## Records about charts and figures
— BEGIN —

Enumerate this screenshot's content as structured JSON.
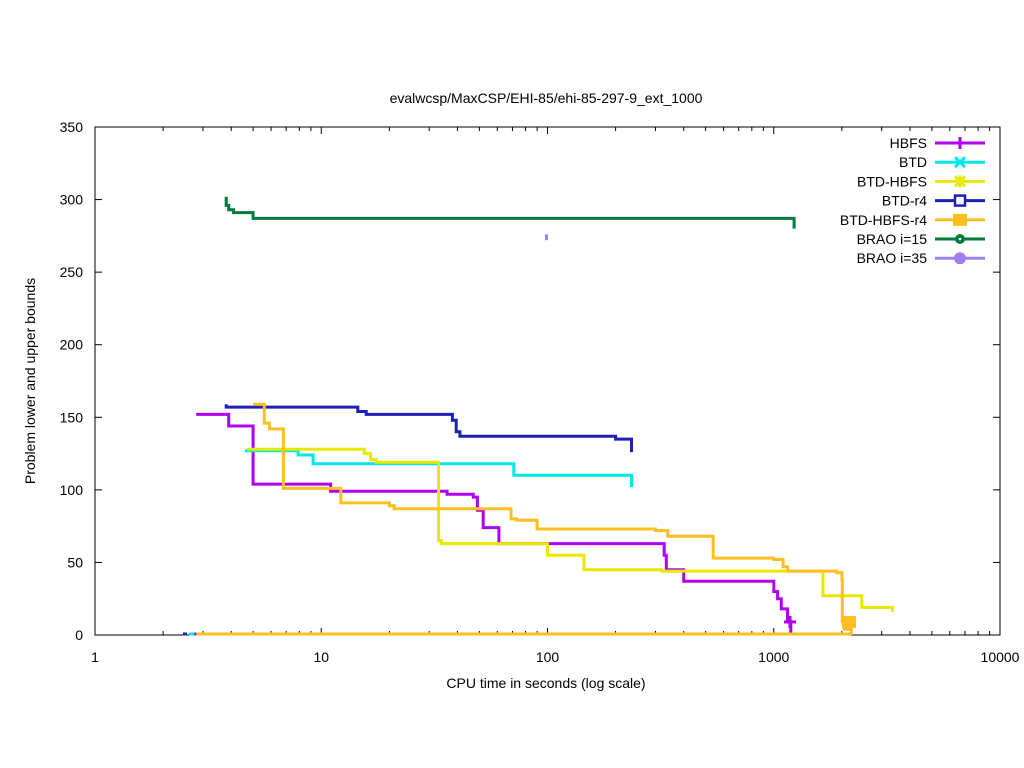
{
  "chart_data": {
    "type": "line",
    "title": "evalwcsp/MaxCSP/EHI-85/ehi-85-297-9_ext_1000",
    "xlabel": "CPU time in seconds (log scale)",
    "ylabel": "Problem lower and upper bounds",
    "xscale": "log",
    "xlim": [
      1,
      10000
    ],
    "ylim": [
      0,
      350
    ],
    "xticks": [
      1,
      10,
      100,
      1000,
      10000
    ],
    "xtick_labels": [
      "1",
      "10",
      "100",
      "1000",
      "10000"
    ],
    "yticks": [
      0,
      50,
      100,
      150,
      200,
      250,
      300,
      350
    ],
    "ytick_labels": [
      "0",
      "50",
      "100",
      "150",
      "200",
      "250",
      "300",
      "350"
    ],
    "grid": false,
    "legend_position": "top-right",
    "series": [
      {
        "name": "HBFS",
        "color": "#b000f0",
        "marker": "plus",
        "upper": [
          [
            2.8,
            152
          ],
          [
            3.9,
            152
          ],
          [
            3.9,
            144
          ],
          [
            5.0,
            144
          ],
          [
            5.0,
            104
          ],
          [
            11,
            104
          ],
          [
            11,
            99
          ],
          [
            36,
            99
          ],
          [
            36,
            97
          ],
          [
            47,
            97
          ],
          [
            47,
            95
          ],
          [
            49,
            95
          ],
          [
            49,
            86
          ],
          [
            52,
            86
          ],
          [
            52,
            74
          ],
          [
            61,
            74
          ],
          [
            61,
            63
          ],
          [
            328,
            63
          ],
          [
            328,
            55
          ],
          [
            335,
            55
          ],
          [
            335,
            45
          ],
          [
            400,
            45
          ],
          [
            400,
            37
          ],
          [
            1000,
            37
          ],
          [
            1000,
            30
          ],
          [
            1040,
            30
          ],
          [
            1040,
            25
          ],
          [
            1080,
            25
          ],
          [
            1080,
            18
          ],
          [
            1150,
            18
          ],
          [
            1150,
            9
          ],
          [
            1190,
            9
          ],
          [
            1190,
            0
          ]
        ],
        "lower": [
          [
            2.6,
            0
          ],
          [
            2.9,
            0
          ]
        ],
        "markers": [
          [
            1180,
            9
          ]
        ]
      },
      {
        "name": "BTD",
        "color": "#00e8e8",
        "marker": "x",
        "upper": [
          [
            4.6,
            127
          ],
          [
            7.9,
            127
          ],
          [
            7.9,
            124
          ],
          [
            9.2,
            124
          ],
          [
            9.2,
            118
          ],
          [
            71,
            118
          ],
          [
            71,
            110
          ],
          [
            235,
            110
          ],
          [
            235,
            102
          ]
        ],
        "lower": [
          [
            2.6,
            0
          ],
          [
            2.75,
            0
          ]
        ],
        "markers": []
      },
      {
        "name": "BTD-HBFS",
        "color": "#e8e800",
        "marker": "star",
        "upper": [
          [
            4.7,
            128
          ],
          [
            15.5,
            128
          ],
          [
            15.5,
            125
          ],
          [
            16.5,
            125
          ],
          [
            16.5,
            121
          ],
          [
            17.5,
            121
          ],
          [
            17.5,
            119
          ],
          [
            19,
            119
          ],
          [
            19,
            119
          ],
          [
            33,
            119
          ],
          [
            33,
            65
          ],
          [
            34,
            65
          ],
          [
            34,
            63
          ],
          [
            100,
            63
          ],
          [
            100,
            55
          ],
          [
            145,
            55
          ],
          [
            145,
            45
          ],
          [
            320,
            45
          ],
          [
            320,
            44
          ],
          [
            1650,
            44
          ],
          [
            1650,
            27
          ],
          [
            2450,
            27
          ],
          [
            2450,
            19
          ],
          [
            3350,
            19
          ],
          [
            3350,
            16
          ]
        ],
        "lower": [],
        "markers": []
      },
      {
        "name": "BTD-r4",
        "color": "#1e1eb8",
        "marker": "square-open",
        "upper": [
          [
            3.8,
            159
          ],
          [
            3.8,
            157
          ],
          [
            14.5,
            157
          ],
          [
            14.5,
            154
          ],
          [
            15.8,
            154
          ],
          [
            15.8,
            152
          ],
          [
            38,
            152
          ],
          [
            38,
            148
          ],
          [
            39.5,
            148
          ],
          [
            39.5,
            140
          ],
          [
            41,
            140
          ],
          [
            41,
            137
          ],
          [
            200,
            137
          ],
          [
            200,
            135
          ],
          [
            235,
            135
          ],
          [
            235,
            126
          ]
        ],
        "lower": [
          [
            2.45,
            0
          ],
          [
            2.55,
            0
          ]
        ],
        "markers": []
      },
      {
        "name": "BTD-HBFS-r4",
        "color": "#ffbf20",
        "marker": "square-filled",
        "upper": [
          [
            5.0,
            159
          ],
          [
            5.6,
            159
          ],
          [
            5.6,
            146
          ],
          [
            5.9,
            146
          ],
          [
            5.9,
            142
          ],
          [
            6.8,
            142
          ],
          [
            6.8,
            101
          ],
          [
            12.2,
            101
          ],
          [
            12.2,
            91
          ],
          [
            20,
            91
          ],
          [
            20,
            89
          ],
          [
            21,
            89
          ],
          [
            21,
            87
          ],
          [
            69,
            87
          ],
          [
            69,
            80
          ],
          [
            73,
            80
          ],
          [
            73,
            79
          ],
          [
            90,
            79
          ],
          [
            90,
            73
          ],
          [
            300,
            73
          ],
          [
            300,
            72
          ],
          [
            340,
            72
          ],
          [
            340,
            68
          ],
          [
            540,
            68
          ],
          [
            540,
            53
          ],
          [
            1000,
            53
          ],
          [
            1000,
            52
          ],
          [
            1100,
            52
          ],
          [
            1100,
            47
          ],
          [
            1150,
            47
          ],
          [
            1150,
            44
          ],
          [
            1900,
            44
          ],
          [
            1900,
            43
          ],
          [
            2000,
            43
          ],
          [
            2000,
            38
          ],
          [
            2010,
            38
          ],
          [
            2010,
            9
          ],
          [
            2050,
            9
          ],
          [
            2050,
            4
          ],
          [
            2200,
            4
          ],
          [
            2200,
            0
          ]
        ],
        "lower": [
          [
            2.8,
            0
          ],
          [
            2200,
            0
          ]
        ],
        "markers": [
          [
            2150,
            9
          ]
        ]
      },
      {
        "name": "BRAO i=15",
        "color": "#007a3d",
        "marker": "circle-dot",
        "upper": [
          [
            3.8,
            302
          ],
          [
            3.8,
            296
          ],
          [
            3.9,
            296
          ],
          [
            3.9,
            293
          ],
          [
            4.1,
            293
          ],
          [
            4.1,
            291
          ],
          [
            5.0,
            291
          ],
          [
            5.0,
            287
          ],
          [
            1230,
            287
          ],
          [
            1230,
            280
          ]
        ],
        "lower": [],
        "markers": []
      },
      {
        "name": "BRAO i=35",
        "color": "#a080f0",
        "marker": "circle-filled",
        "upper": [
          [
            99,
            276
          ],
          [
            99,
            272
          ]
        ],
        "lower": [],
        "markers": []
      }
    ]
  }
}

— END —

## YOUR OBJECTIVE
Count each line with "color" in it and report that figure by itself.

## OUTPUT OF THE TASK
7